### AIM OF THE TASK
Locate every line below that contains the word "Espanha" and copy it.

(Entries taken from a collection)
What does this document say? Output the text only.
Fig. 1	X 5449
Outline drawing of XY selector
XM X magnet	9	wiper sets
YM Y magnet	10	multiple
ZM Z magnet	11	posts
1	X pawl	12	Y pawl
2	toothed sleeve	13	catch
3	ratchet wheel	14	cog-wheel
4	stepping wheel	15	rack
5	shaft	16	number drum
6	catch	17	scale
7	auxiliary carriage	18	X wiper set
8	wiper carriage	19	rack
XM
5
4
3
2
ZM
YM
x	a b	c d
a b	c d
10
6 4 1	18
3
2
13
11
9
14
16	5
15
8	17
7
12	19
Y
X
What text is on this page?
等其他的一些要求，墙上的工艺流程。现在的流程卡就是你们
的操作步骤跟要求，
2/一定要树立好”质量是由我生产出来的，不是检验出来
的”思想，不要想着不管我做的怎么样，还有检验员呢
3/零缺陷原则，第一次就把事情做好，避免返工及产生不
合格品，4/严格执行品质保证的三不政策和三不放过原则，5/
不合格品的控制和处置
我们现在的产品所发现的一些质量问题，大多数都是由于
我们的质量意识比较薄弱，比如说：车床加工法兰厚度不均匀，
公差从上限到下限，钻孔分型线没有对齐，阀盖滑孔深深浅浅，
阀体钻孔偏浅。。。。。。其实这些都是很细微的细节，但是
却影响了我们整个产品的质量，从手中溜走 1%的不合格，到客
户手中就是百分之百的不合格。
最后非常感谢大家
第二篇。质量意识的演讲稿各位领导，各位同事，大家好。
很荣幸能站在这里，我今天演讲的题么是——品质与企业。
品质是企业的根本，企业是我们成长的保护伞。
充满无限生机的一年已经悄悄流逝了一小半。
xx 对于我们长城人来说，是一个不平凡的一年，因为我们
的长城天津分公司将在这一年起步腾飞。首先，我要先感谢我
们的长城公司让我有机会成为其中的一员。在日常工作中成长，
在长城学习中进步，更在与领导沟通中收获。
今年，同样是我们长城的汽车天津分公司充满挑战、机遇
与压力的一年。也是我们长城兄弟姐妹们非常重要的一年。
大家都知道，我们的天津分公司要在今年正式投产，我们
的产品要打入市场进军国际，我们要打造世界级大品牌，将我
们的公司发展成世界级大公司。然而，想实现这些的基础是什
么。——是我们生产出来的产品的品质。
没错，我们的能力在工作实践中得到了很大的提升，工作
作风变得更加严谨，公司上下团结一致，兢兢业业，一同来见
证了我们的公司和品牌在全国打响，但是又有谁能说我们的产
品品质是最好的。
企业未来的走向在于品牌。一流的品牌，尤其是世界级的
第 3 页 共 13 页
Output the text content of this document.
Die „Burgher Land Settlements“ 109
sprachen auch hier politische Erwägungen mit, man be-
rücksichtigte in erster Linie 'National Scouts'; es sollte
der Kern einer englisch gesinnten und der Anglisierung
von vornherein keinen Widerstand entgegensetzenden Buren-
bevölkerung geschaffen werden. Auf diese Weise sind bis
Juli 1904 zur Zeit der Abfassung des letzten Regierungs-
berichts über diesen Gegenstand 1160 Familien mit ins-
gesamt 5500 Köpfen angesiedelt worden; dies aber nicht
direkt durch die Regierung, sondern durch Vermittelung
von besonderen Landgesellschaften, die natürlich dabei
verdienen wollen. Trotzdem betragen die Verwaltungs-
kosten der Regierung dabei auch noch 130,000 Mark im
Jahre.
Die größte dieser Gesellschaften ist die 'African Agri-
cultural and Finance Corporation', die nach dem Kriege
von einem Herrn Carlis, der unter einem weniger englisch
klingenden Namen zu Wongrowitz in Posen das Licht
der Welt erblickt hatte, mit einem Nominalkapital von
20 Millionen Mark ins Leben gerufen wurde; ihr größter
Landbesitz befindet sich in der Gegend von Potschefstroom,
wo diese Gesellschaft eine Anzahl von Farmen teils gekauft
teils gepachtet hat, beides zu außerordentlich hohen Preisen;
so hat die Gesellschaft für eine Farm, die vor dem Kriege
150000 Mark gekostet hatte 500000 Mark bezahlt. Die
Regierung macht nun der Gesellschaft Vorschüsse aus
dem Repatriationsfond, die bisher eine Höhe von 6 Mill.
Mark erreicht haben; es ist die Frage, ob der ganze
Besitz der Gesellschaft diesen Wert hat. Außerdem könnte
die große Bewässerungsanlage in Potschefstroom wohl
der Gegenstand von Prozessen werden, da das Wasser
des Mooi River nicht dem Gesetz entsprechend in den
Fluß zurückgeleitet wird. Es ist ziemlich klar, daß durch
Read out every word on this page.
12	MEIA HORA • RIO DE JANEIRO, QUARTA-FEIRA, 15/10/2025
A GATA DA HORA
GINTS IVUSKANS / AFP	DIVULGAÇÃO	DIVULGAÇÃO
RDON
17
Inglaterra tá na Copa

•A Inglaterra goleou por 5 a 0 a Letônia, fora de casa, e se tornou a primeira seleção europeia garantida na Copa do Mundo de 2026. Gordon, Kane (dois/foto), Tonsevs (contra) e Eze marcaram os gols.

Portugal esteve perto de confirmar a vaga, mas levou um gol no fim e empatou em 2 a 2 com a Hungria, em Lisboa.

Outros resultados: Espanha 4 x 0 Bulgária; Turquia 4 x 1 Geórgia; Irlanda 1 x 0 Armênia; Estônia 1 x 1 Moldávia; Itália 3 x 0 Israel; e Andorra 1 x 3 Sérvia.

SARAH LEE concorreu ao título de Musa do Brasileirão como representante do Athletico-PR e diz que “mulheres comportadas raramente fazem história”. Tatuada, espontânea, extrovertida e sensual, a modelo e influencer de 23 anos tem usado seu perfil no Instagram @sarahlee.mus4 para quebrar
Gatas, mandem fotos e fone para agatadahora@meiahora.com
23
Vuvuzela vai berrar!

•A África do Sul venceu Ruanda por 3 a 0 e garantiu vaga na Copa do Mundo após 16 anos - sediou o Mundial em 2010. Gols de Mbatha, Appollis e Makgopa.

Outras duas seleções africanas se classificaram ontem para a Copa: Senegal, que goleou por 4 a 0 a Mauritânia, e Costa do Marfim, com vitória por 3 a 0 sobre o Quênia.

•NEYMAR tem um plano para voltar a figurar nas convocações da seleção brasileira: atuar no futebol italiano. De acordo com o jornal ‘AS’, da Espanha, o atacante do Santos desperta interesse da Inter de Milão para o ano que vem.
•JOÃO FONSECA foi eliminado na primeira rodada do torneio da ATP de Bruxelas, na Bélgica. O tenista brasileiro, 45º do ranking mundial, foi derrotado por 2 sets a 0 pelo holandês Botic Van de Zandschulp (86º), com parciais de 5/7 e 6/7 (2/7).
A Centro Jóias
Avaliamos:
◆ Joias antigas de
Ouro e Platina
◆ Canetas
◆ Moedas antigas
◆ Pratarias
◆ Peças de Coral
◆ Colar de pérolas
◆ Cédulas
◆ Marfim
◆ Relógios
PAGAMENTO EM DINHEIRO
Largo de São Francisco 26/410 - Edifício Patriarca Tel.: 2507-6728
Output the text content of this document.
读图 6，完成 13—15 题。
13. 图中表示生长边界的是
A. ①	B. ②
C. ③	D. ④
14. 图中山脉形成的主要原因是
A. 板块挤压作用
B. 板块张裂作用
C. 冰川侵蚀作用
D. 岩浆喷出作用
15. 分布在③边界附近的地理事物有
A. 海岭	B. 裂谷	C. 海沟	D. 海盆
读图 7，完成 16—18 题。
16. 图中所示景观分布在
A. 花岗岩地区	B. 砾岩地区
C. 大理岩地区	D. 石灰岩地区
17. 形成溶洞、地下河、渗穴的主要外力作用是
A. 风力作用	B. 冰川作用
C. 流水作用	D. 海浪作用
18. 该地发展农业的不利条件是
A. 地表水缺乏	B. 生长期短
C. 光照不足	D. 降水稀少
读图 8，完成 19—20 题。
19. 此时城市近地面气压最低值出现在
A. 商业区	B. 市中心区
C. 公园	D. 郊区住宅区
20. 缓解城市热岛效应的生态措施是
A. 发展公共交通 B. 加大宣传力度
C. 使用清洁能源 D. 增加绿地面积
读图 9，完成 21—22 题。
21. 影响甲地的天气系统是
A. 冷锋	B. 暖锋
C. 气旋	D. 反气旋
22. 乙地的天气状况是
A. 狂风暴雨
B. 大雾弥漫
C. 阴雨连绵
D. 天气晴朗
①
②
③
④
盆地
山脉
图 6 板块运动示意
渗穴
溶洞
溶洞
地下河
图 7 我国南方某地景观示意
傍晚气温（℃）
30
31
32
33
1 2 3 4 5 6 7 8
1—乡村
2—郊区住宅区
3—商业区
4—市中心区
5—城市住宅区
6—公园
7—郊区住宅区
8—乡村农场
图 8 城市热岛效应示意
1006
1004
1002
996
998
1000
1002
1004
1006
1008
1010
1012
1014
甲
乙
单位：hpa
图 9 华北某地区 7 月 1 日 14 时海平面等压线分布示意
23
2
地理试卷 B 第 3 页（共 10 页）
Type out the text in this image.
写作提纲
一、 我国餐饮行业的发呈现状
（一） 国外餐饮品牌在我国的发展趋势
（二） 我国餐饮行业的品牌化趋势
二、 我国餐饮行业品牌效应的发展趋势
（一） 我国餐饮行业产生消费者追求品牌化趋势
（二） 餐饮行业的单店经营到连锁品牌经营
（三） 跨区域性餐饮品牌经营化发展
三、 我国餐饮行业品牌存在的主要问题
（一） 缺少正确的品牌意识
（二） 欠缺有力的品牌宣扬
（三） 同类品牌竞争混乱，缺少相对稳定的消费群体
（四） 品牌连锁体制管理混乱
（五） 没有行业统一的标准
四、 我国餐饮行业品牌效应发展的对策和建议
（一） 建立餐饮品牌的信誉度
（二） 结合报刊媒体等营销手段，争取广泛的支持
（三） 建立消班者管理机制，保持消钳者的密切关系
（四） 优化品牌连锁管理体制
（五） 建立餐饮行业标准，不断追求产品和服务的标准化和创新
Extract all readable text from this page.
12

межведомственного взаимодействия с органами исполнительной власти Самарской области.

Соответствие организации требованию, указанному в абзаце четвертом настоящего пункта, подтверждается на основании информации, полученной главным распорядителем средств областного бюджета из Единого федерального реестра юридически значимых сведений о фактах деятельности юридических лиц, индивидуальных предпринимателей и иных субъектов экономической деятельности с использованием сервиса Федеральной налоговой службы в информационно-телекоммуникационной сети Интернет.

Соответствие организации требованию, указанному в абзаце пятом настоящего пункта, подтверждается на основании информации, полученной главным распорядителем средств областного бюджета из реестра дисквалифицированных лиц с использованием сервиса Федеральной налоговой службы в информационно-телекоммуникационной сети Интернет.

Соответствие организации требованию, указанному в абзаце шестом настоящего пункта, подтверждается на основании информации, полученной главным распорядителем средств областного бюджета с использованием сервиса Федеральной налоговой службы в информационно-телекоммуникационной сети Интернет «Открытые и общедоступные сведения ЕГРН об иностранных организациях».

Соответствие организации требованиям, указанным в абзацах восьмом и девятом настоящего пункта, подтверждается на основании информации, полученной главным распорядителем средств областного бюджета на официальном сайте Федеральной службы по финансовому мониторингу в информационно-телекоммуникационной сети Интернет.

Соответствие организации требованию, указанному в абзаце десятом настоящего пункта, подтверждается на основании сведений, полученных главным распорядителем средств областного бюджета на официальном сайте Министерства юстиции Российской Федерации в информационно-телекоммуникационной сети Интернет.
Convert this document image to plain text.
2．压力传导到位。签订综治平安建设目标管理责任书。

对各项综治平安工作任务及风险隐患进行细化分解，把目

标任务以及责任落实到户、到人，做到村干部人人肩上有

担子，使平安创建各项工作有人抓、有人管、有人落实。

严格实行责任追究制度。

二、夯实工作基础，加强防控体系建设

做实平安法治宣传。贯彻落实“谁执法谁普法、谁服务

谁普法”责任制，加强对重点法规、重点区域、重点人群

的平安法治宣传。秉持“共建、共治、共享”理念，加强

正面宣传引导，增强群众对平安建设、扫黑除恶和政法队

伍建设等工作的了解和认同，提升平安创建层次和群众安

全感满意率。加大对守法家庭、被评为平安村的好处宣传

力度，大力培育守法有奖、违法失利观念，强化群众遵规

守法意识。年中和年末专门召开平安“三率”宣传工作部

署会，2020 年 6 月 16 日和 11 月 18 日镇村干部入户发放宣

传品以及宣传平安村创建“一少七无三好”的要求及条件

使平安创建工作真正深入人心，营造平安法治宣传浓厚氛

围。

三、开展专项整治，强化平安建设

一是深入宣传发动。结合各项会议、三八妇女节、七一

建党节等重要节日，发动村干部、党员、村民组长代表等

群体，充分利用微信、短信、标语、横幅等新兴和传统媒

### PROBLEM SOLUTION
Outros resultados: Espanha 4 x 0 Bulgária; Turquia 4 x 1 Geórgia; Irlanda 1 x 0 Armênia; Estônia 1 x 1 Moldávia; Itália 3 x 0 Israel; e Andorra 1 x 3 Sérvia.
•NEYMAR tem um plano para voltar a figurar nas convocações da seleção brasileira: atuar no futebol italiano. De acordo com o jornal ‘AS’, da Espanha, o atacante do Santos desperta interesse da Inter de Milão para o ano que vem.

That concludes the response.